__Work to complete__:
Check each line of the material below for the string "type", then report how many lines have it, and nothing else.

__Recorded data__:
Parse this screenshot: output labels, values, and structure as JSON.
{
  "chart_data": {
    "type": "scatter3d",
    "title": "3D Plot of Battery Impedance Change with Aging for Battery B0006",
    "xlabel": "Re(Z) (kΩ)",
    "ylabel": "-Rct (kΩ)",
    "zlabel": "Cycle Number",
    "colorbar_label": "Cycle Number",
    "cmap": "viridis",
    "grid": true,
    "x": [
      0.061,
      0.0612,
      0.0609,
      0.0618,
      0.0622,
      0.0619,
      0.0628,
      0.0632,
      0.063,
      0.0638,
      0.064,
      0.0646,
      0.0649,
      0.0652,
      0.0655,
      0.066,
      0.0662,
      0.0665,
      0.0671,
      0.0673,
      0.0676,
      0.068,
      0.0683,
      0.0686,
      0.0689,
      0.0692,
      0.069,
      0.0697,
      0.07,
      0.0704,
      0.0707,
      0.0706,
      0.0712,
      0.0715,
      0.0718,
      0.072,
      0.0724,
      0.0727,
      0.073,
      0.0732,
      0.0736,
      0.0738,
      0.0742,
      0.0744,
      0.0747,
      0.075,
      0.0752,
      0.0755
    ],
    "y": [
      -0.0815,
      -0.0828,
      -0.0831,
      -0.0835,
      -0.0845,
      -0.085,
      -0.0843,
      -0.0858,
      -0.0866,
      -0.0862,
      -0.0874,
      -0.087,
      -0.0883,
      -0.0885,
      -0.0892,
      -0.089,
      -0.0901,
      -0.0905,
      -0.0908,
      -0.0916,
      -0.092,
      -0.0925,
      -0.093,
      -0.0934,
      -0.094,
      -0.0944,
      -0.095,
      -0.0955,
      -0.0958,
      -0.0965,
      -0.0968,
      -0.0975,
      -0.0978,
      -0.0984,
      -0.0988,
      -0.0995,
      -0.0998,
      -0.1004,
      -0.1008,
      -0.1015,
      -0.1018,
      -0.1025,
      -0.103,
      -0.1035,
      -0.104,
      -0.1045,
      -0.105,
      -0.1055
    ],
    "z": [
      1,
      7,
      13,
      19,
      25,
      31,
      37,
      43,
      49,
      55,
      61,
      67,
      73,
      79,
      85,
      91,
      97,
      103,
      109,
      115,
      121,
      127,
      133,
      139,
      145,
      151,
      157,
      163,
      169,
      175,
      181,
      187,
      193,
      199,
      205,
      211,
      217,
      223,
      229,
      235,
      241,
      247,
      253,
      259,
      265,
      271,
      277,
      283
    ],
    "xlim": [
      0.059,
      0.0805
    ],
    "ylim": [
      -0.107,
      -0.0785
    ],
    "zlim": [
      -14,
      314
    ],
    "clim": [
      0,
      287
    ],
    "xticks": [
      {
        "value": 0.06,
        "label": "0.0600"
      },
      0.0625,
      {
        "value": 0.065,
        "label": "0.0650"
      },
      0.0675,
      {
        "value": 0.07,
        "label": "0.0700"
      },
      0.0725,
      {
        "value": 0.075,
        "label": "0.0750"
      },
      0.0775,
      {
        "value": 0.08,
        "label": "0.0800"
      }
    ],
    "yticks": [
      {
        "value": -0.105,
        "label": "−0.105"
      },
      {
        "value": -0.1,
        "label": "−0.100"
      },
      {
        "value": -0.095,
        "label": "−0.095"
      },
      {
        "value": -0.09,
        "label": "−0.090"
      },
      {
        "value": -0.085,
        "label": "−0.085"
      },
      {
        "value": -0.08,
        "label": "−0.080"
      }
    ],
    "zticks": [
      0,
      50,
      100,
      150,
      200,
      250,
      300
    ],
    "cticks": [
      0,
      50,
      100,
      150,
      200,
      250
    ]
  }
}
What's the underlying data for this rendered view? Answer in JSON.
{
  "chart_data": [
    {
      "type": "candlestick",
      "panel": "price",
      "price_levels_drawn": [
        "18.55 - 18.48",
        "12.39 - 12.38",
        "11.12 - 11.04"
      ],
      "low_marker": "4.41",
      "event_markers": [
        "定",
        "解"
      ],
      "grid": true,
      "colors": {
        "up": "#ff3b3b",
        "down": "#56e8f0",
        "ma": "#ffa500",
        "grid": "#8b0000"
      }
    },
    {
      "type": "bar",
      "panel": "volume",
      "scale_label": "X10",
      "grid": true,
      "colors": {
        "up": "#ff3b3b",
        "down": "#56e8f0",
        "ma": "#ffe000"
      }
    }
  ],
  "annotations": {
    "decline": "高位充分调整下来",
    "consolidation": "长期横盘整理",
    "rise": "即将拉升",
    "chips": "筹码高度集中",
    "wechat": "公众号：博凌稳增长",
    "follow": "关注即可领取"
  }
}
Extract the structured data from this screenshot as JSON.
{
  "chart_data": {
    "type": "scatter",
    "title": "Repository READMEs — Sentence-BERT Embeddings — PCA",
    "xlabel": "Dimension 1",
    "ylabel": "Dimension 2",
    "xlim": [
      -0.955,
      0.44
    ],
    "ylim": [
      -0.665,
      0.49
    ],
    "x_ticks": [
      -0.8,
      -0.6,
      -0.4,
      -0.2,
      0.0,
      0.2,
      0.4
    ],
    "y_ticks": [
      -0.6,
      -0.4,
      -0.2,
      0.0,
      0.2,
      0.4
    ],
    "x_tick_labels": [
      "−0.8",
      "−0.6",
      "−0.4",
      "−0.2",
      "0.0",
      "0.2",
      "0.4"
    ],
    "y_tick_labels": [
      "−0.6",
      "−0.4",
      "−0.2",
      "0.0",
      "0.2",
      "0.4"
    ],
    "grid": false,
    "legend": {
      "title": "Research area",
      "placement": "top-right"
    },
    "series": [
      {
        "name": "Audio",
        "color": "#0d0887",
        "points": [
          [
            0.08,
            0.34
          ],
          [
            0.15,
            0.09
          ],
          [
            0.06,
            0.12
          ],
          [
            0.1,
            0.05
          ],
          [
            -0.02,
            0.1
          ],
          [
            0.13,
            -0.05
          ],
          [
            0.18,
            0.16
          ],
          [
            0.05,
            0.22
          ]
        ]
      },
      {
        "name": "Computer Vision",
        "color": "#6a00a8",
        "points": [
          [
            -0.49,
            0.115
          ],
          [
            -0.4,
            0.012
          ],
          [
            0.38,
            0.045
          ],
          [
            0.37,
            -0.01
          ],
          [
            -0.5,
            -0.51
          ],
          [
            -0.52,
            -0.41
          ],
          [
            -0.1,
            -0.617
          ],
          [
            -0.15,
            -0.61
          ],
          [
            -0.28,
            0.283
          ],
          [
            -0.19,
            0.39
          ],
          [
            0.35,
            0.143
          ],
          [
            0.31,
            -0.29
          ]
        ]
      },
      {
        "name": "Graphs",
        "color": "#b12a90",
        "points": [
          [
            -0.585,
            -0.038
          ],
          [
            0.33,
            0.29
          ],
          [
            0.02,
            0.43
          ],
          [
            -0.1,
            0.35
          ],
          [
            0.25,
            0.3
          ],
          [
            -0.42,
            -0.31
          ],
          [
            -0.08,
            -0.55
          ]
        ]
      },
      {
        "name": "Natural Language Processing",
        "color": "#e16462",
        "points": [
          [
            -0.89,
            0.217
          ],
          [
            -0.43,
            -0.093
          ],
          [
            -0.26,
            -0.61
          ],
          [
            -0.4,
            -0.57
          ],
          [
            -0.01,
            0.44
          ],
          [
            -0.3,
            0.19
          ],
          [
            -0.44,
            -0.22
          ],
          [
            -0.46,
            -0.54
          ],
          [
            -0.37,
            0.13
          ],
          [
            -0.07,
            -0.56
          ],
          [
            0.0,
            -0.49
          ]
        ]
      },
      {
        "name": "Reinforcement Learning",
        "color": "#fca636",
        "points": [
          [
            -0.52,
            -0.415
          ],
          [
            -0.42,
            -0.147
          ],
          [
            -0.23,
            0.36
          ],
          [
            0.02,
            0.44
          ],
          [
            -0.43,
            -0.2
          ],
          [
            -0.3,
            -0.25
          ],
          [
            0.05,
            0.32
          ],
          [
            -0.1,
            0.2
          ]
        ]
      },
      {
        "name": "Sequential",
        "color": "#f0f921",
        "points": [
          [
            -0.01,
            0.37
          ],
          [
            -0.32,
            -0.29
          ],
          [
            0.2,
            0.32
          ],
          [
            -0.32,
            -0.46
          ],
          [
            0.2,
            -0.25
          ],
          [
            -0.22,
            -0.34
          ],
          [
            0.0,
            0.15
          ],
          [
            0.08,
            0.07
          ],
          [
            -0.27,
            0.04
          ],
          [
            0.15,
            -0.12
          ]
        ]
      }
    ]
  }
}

__Full output__:
4